- **Exercise goal**
Scan each line of the records for the word "this" and extract the ones that have it.
»»
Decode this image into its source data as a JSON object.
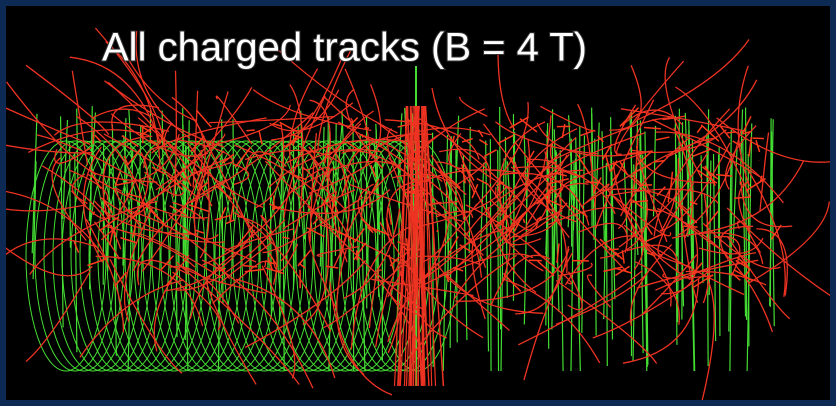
{
  "image": {
    "caption": "All charged tracks (B = 4 T)"
  }
}
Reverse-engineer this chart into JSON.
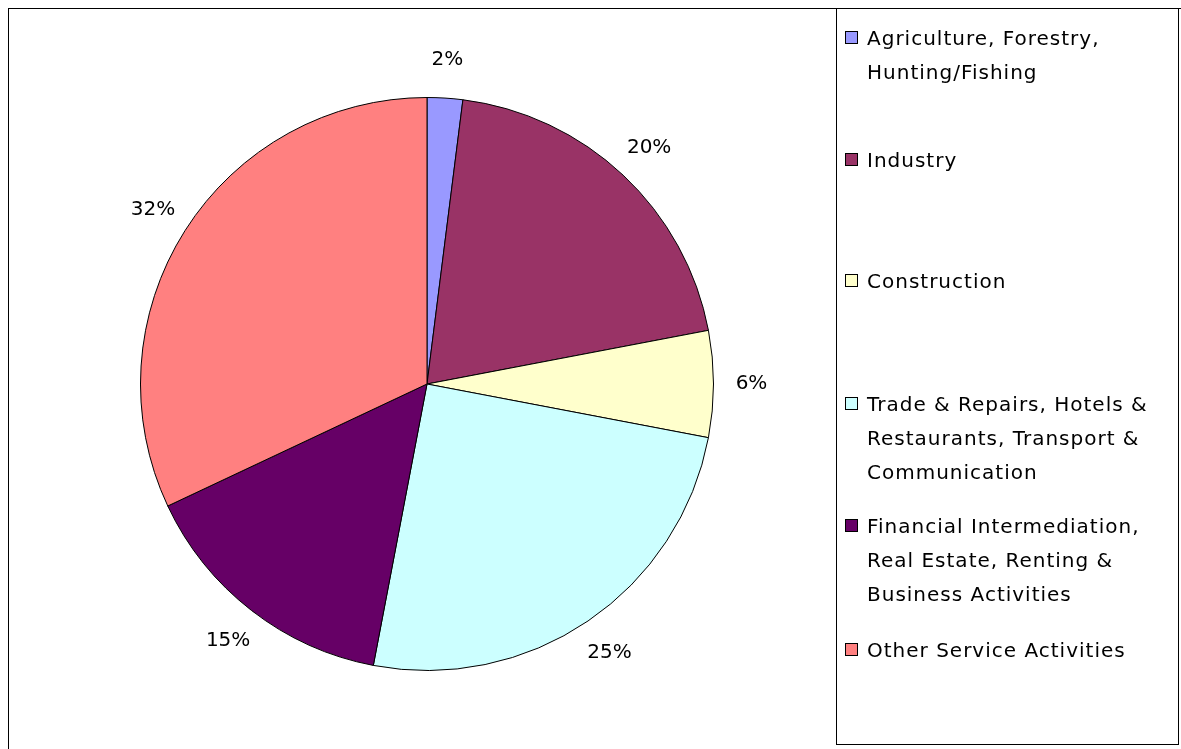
{
  "chart_data": {
    "type": "pie",
    "categories": [
      "Agriculture, Forestry, Hunting/Fishing",
      "Industry",
      "Construction",
      "Trade & Repairs, Hotels & Restaurants, Transport & Communication",
      "Financial Intermediation, Real Estate, Renting & Business Activities",
      "Other Service Activities"
    ],
    "values": [
      2,
      20,
      6,
      25,
      15,
      32
    ],
    "colors": [
      "#9999ff",
      "#993366",
      "#ffffcc",
      "#ccffff",
      "#660066",
      "#ff8080"
    ],
    "value_labels": [
      "2%",
      "20%",
      "6%",
      "25%",
      "15%",
      "32%"
    ],
    "legend": "right"
  }
}
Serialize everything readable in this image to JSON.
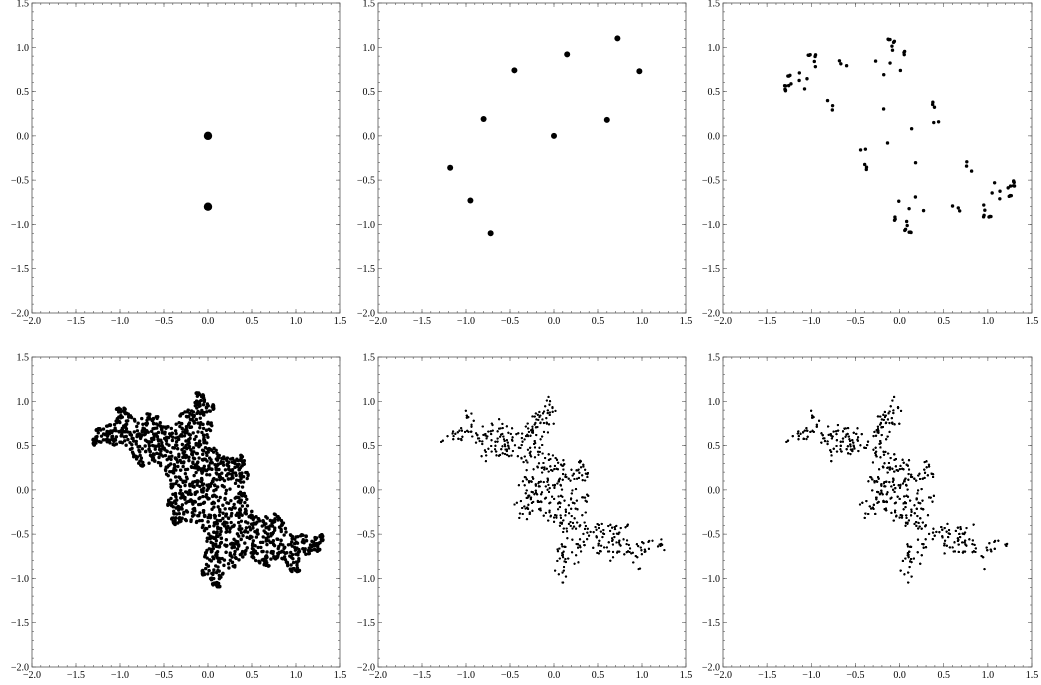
{
  "chart_data": [
    {
      "type": "scatter",
      "panel": 1,
      "xlim": [
        -2.0,
        1.5
      ],
      "ylim": [
        -2.0,
        1.5
      ],
      "x_ticks": [
        "−2.0",
        "−1.5",
        "−1.0",
        "−0.5",
        "0.0",
        "0.5",
        "1.0",
        "1.5"
      ],
      "y_ticks": [
        "−2.0",
        "−1.5",
        "−1.0",
        "−0.5",
        "0.0",
        "0.5",
        "1.0",
        "1.5"
      ],
      "grid": false,
      "marker": "large-dot",
      "points": [
        [
          0.0,
          0.0
        ],
        [
          0.0,
          -0.8
        ]
      ]
    },
    {
      "type": "scatter",
      "panel": 2,
      "xlim": [
        -2.0,
        1.5
      ],
      "ylim": [
        -2.0,
        1.5
      ],
      "x_ticks": [
        "−2.0",
        "−1.5",
        "−1.0",
        "−0.5",
        "0.0",
        "0.5",
        "1.0",
        "1.5"
      ],
      "y_ticks": [
        "−2.0",
        "−1.5",
        "−1.0",
        "−0.5",
        "0.0",
        "0.5",
        "1.0",
        "1.5"
      ],
      "grid": false,
      "marker": "medium-dot",
      "points": [
        [
          0.0,
          0.0
        ],
        [
          0.15,
          0.92
        ],
        [
          0.72,
          1.1
        ],
        [
          0.97,
          0.73
        ],
        [
          0.6,
          0.18
        ],
        [
          -0.45,
          0.74
        ],
        [
          -0.8,
          0.19
        ],
        [
          -1.18,
          -0.36
        ],
        [
          -0.95,
          -0.73
        ],
        [
          -0.72,
          -1.1
        ]
      ]
    },
    {
      "type": "scatter",
      "panel": 3,
      "xlim": [
        -2.0,
        1.5
      ],
      "ylim": [
        -2.0,
        1.5
      ],
      "x_ticks": [
        "−2.0",
        "−1.5",
        "−1.0",
        "−0.5",
        "0.0",
        "0.5",
        "1.0",
        "1.5"
      ],
      "y_ticks": [
        "−2.0",
        "−1.5",
        "−1.0",
        "−0.5",
        "0.0",
        "0.5",
        "1.0",
        "1.5"
      ],
      "grid": false,
      "marker": "small-dot",
      "description_level": "iteration 3 of Julia set filled orbit"
    },
    {
      "type": "scatter",
      "panel": 4,
      "xlim": [
        -2.0,
        1.5
      ],
      "ylim": [
        -2.0,
        1.5
      ],
      "x_ticks": [
        "−2.0",
        "−1.5",
        "−1.0",
        "−0.5",
        "0.0",
        "0.5",
        "1.0",
        "1.5"
      ],
      "y_ticks": [
        "−2.0",
        "−1.5",
        "−1.0",
        "−0.5",
        "0.0",
        "0.5",
        "1.0",
        "1.5"
      ],
      "grid": false,
      "marker": "small-dot"
    },
    {
      "type": "scatter",
      "panel": 5,
      "xlim": [
        -2.0,
        1.5
      ],
      "ylim": [
        -2.0,
        1.5
      ],
      "x_ticks": [
        "−2.0",
        "−1.5",
        "−1.0",
        "−0.5",
        "0.0",
        "0.5",
        "1.0",
        "1.5"
      ],
      "y_ticks": [
        "−2.0",
        "−1.5",
        "−1.0",
        "−0.5",
        "0.0",
        "0.5",
        "1.0",
        "1.5"
      ],
      "grid": false,
      "marker": "tiny-dot"
    },
    {
      "type": "scatter",
      "panel": 6,
      "xlim": [
        -2.0,
        1.5
      ],
      "ylim": [
        -2.0,
        1.5
      ],
      "x_ticks": [
        "−2.0",
        "−1.5",
        "−1.0",
        "−0.5",
        "0.0",
        "0.5",
        "1.0",
        "1.5"
      ],
      "y_ticks": [
        "−2.0",
        "−1.5",
        "−1.0",
        "−0.5",
        "0.0",
        "0.5",
        "1.0",
        "1.5"
      ],
      "grid": false,
      "marker": "tiny-dot"
    }
  ]
}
««
- **Solution**
Decode this image into its source data as a JSON object.
Reverse-engineer this chart into JSON.
Serialize everything readable in this image to JSON.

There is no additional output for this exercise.